[Data extracted from a collection]
--- start ---
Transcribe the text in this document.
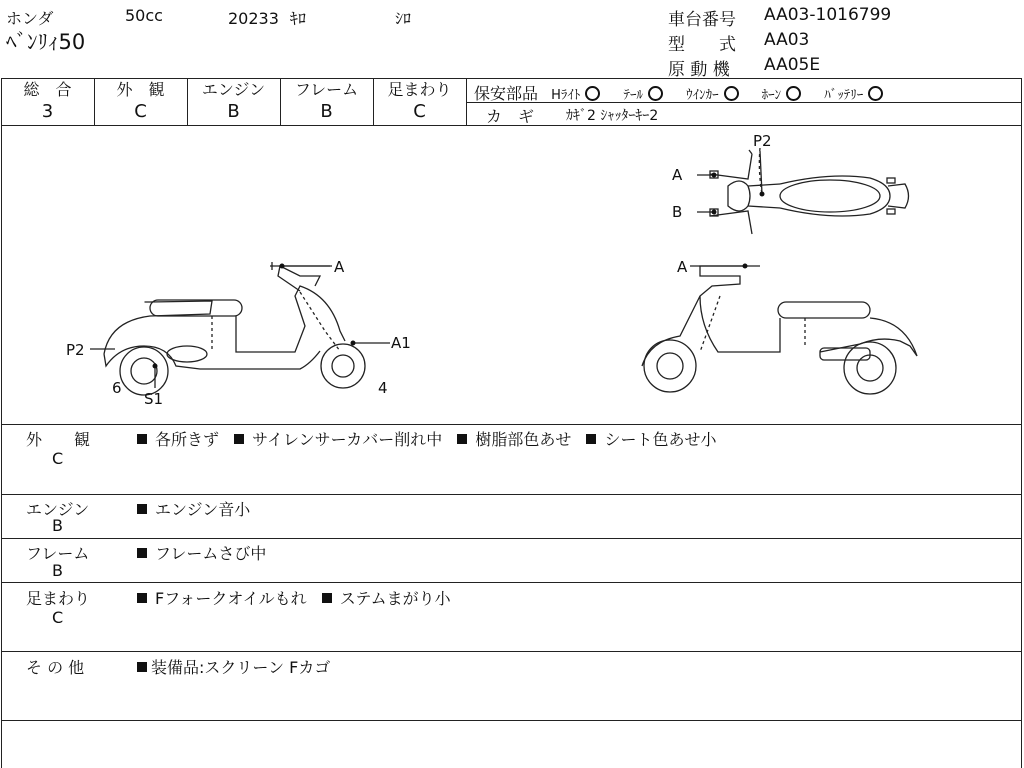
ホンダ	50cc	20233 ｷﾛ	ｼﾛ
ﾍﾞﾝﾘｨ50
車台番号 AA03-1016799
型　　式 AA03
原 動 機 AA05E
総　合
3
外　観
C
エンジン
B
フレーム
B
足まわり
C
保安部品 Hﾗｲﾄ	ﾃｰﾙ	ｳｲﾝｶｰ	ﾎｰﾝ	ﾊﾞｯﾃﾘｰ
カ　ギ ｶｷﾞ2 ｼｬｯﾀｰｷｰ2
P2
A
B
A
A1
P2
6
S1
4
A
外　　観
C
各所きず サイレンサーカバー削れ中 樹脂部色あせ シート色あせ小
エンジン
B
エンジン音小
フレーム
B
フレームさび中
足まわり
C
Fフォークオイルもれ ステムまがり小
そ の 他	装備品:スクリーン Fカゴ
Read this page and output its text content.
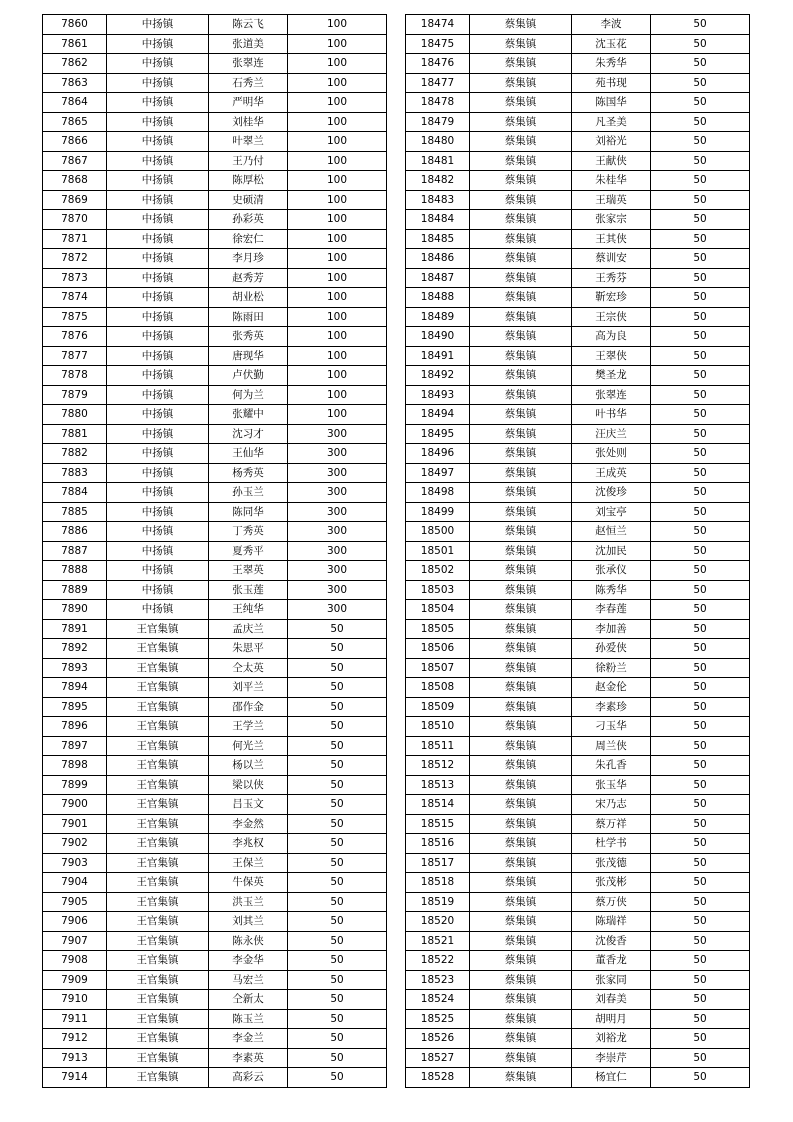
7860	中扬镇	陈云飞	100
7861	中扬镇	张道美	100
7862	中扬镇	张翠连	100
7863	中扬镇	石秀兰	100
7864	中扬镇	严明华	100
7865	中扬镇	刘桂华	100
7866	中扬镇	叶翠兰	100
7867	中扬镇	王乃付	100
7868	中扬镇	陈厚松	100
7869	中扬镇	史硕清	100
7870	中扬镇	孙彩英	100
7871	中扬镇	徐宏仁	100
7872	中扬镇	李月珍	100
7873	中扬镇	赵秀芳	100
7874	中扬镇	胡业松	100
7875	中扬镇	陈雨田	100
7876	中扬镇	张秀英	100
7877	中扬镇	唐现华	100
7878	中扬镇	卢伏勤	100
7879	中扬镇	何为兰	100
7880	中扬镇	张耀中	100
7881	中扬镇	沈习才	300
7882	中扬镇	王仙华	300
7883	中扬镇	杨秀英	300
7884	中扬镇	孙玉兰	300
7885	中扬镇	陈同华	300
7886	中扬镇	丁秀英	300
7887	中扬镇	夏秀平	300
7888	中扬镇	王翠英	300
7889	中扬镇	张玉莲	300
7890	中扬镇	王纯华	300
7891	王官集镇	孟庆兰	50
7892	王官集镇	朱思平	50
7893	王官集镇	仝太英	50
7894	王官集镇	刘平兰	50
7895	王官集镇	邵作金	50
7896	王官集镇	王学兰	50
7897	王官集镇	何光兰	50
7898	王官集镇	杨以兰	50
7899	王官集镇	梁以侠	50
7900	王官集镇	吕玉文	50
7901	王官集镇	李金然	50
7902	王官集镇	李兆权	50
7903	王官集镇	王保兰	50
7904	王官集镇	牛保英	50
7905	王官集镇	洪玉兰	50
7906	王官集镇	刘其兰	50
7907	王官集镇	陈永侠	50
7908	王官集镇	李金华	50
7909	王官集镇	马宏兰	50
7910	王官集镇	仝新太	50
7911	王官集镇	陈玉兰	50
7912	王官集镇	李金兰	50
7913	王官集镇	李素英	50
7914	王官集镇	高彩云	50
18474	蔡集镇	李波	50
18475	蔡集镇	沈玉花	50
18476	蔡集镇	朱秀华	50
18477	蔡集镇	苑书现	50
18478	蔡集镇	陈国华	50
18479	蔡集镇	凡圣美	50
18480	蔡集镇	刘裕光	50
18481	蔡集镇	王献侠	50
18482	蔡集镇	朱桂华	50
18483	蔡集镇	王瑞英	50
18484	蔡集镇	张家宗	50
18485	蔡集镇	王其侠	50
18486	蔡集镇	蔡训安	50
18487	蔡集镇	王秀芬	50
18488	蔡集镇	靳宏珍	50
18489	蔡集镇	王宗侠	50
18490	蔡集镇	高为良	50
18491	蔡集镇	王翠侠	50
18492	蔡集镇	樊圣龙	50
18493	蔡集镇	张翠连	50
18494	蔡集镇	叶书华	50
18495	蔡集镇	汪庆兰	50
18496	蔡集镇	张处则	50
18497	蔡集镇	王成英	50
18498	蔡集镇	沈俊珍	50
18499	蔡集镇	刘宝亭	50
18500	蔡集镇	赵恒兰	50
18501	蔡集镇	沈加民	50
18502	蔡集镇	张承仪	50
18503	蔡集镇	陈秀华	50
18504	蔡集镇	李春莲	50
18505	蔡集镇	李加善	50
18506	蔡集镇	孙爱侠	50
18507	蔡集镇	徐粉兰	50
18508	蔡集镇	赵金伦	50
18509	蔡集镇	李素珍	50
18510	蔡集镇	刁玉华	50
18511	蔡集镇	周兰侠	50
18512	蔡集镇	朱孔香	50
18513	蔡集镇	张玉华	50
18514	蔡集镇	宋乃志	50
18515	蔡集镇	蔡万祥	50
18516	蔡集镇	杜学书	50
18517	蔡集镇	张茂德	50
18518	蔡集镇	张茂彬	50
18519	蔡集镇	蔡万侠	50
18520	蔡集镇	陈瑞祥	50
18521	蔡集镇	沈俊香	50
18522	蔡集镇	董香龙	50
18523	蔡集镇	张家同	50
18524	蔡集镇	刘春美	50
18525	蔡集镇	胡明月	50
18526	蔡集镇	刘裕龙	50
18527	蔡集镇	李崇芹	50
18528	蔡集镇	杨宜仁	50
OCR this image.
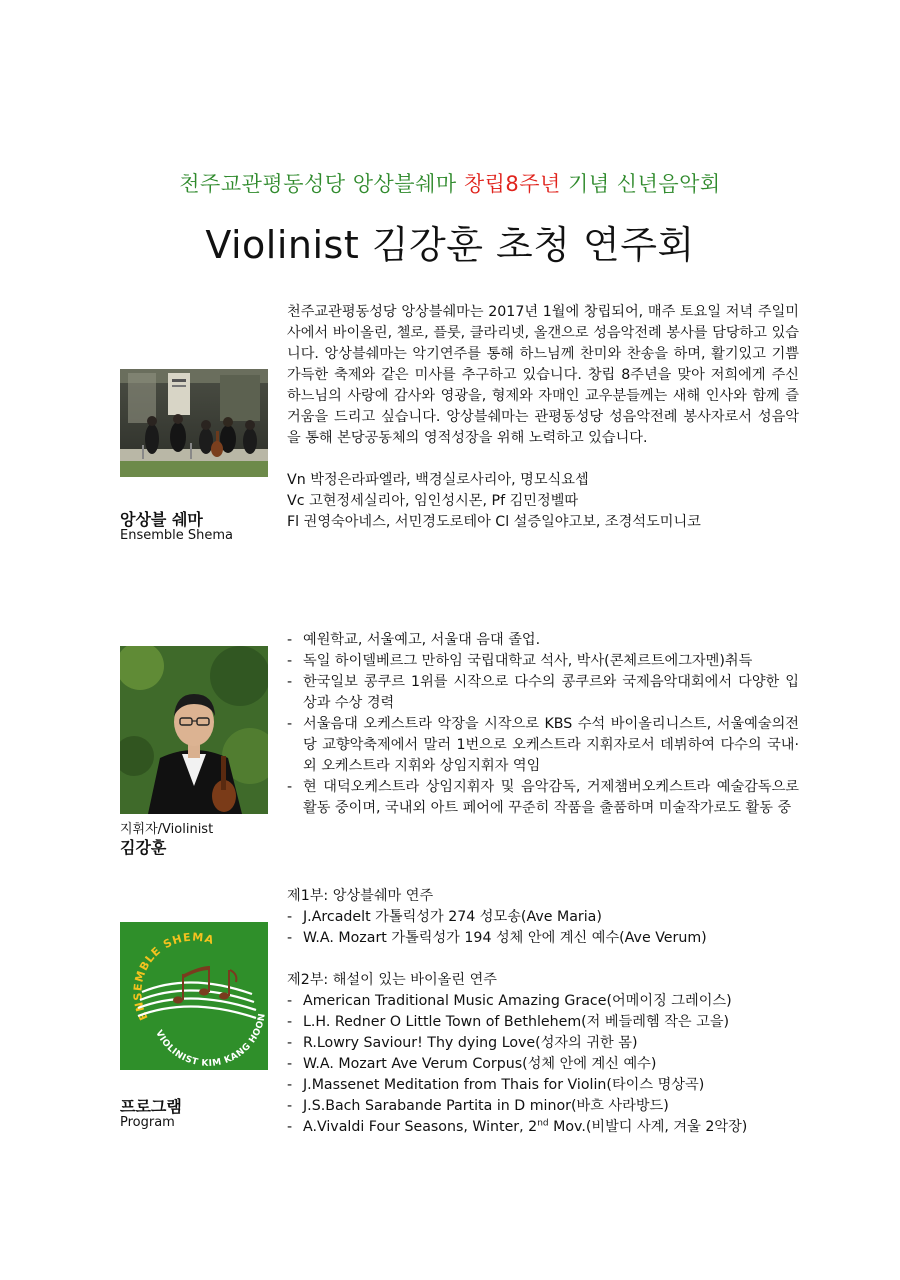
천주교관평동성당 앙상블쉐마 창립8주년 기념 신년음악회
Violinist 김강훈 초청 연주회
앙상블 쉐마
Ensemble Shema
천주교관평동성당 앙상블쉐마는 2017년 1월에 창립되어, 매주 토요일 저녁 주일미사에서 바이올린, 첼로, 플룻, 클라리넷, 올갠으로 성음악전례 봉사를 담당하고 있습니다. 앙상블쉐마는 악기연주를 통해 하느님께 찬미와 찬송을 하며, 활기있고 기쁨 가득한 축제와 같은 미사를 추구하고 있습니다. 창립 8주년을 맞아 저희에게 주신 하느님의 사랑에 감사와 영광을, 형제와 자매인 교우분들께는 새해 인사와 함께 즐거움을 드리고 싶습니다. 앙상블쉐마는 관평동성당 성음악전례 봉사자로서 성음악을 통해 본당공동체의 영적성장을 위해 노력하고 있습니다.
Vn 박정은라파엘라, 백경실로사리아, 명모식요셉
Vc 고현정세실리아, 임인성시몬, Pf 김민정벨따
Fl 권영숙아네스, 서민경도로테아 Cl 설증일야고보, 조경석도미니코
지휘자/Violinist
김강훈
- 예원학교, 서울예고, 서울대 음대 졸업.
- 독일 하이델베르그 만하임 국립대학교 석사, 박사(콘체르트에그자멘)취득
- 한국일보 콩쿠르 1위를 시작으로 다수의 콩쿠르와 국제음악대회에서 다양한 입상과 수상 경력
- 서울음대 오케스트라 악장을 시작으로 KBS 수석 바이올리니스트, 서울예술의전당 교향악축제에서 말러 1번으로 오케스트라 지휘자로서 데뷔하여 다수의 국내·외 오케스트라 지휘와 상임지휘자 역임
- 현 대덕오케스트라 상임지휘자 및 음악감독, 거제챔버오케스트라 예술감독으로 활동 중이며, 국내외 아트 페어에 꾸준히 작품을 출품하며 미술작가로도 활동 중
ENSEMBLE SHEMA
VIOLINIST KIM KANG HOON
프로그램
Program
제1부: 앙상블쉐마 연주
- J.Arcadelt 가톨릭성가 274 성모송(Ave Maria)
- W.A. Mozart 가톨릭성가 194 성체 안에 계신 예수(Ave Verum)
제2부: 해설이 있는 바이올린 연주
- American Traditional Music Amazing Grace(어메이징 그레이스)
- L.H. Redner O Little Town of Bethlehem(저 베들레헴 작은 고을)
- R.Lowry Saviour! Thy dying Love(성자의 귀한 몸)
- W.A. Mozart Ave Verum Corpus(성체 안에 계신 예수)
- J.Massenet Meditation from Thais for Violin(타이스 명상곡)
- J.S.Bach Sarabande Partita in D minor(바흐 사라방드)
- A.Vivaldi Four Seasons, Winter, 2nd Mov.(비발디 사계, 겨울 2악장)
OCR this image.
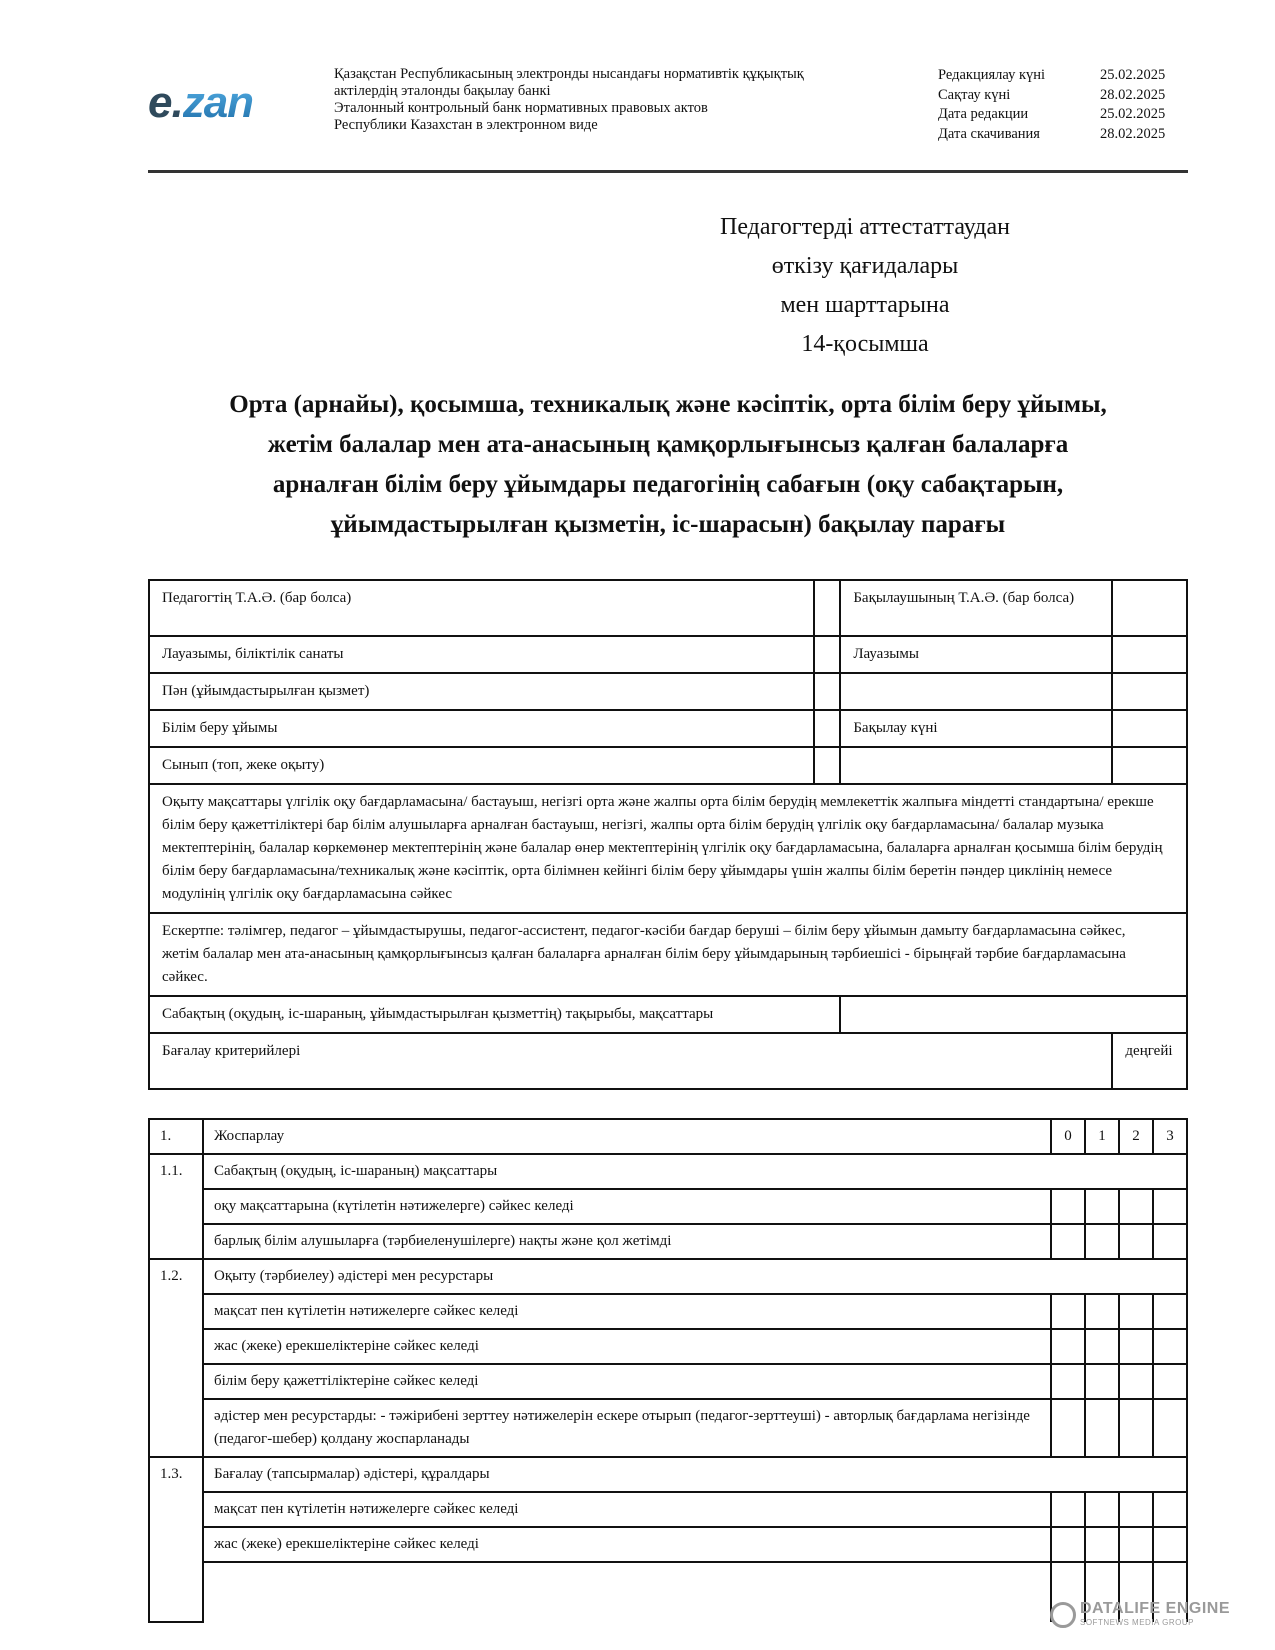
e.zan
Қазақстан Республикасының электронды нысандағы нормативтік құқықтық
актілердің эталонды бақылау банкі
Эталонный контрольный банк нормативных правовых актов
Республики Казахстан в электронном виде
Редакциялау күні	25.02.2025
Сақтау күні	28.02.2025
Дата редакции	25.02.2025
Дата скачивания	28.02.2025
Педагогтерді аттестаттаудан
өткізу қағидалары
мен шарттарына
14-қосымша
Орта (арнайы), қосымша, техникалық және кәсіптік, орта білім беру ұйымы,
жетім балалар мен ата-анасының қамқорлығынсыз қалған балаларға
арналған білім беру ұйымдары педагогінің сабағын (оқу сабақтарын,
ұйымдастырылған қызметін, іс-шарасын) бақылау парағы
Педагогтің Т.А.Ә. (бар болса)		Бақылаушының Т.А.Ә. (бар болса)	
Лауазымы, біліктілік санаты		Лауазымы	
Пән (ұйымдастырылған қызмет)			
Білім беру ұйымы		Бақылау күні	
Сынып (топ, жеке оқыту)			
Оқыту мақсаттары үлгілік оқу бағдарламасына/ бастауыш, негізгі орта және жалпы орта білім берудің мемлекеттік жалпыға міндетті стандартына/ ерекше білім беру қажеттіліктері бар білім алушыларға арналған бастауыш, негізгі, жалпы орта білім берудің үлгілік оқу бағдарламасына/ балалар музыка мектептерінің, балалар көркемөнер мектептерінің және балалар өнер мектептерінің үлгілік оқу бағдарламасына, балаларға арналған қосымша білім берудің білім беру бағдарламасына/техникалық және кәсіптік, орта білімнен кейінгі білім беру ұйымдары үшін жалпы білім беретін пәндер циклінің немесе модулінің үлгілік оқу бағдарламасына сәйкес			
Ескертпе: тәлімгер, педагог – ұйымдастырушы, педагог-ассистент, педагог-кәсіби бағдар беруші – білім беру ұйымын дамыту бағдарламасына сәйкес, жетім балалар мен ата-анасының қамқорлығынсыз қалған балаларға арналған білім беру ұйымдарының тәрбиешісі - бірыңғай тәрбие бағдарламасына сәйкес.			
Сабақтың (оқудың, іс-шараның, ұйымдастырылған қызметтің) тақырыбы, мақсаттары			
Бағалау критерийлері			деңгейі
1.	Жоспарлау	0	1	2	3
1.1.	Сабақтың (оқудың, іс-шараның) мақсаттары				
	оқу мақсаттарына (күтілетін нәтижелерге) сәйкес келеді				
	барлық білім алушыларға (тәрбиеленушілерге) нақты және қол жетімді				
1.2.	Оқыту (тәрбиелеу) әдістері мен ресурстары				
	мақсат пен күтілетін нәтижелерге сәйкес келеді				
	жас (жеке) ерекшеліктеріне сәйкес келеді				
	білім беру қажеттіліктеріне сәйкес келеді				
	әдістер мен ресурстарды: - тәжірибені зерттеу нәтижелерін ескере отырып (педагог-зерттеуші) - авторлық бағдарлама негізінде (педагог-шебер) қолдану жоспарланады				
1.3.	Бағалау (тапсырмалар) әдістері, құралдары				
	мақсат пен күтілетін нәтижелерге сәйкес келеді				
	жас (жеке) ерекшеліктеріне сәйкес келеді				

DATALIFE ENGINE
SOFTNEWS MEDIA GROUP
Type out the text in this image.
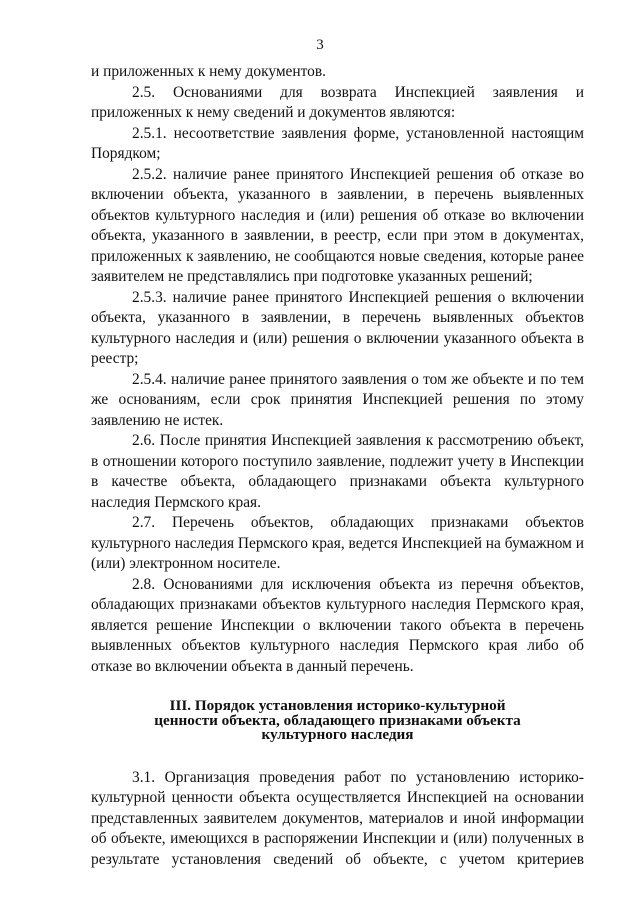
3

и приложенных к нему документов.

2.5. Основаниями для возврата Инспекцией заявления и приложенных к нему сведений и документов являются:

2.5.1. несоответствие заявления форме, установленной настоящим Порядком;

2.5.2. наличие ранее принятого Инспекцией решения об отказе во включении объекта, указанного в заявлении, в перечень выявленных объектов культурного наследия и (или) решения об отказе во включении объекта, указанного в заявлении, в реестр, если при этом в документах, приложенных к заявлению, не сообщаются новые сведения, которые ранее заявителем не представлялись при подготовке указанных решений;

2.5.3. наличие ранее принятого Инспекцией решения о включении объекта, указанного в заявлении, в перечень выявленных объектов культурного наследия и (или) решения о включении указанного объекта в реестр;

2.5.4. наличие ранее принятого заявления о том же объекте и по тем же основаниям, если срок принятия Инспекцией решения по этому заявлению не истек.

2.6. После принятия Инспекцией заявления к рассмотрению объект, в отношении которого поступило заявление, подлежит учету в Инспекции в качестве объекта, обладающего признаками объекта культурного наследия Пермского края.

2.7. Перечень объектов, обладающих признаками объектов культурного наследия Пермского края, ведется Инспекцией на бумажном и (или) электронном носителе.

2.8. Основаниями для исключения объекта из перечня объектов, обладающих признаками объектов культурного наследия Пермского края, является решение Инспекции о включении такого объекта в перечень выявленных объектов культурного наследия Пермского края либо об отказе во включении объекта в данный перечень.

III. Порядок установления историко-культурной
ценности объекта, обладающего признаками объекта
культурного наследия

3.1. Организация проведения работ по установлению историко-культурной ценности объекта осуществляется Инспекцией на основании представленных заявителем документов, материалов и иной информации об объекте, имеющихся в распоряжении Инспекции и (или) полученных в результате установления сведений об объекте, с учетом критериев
--- end ---
● **Written instruction**
Pick out and copy the lines of the material that include the word "края".

● **Output of the exercise**
2.6. После принятия Инспекцией заявления к рассмотрению объект, в отношении которого поступило заявление, подлежит учету в Инспекции в качестве объекта, обладающего признаками объекта культурного наследия Пермского края.
2.7. Перечень объектов, обладающих признаками объектов культурного наследия Пермского края, ведется Инспекцией на бумажном и (или) электронном носителе.
2.8. Основаниями для исключения объекта из перечня объектов, обладающих признаками объектов культурного наследия Пермского края, является решение Инспекции о включении такого объекта в перечень выявленных объектов культурного наследия Пермского края либо об отказе во включении объекта в данный перечень.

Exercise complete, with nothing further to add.